* _Dataset_:
####################

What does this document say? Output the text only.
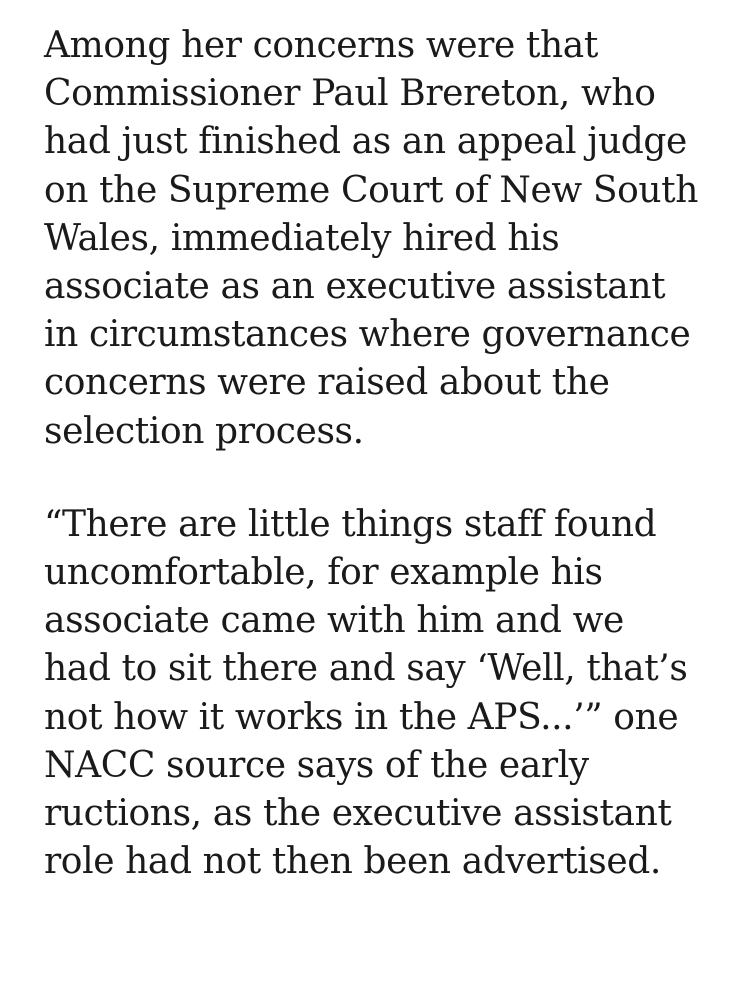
Among her concerns were that
Commissioner Paul Brereton, who
had just finished as an appeal judge
on the Supreme Court of New South
Wales, immediately hired his
associate as an executive assistant
in circumstances where governance
concerns were raised about the
selection process.

“There are little things staff found
uncomfortable, for example his
associate came with him and we
had to sit there and say ‘Well, that’s
not how it works in the APS...’” one
NACC source says of the early
ructions, as the executive assistant
role had not then been advertised.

####################

Without the pictures, transcribe the listing above exactly.

* _Result of the exercise_:
What does this document say? Output the text only.
Among her concerns were that
Commissioner Paul Brereton, who
had just finished as an appeal judge
on the Supreme Court of New South
Wales, immediately hired his
associate as an executive assistant
in circumstances where governance
concerns were raised about the
selection process.

“There are little things staff found
uncomfortable, for example his
associate came with him and we
had to sit there and say ‘Well, that’s
not how it works in the APS...’” one
NACC source says of the early
ructions, as the executive assistant
role had not then been advertised.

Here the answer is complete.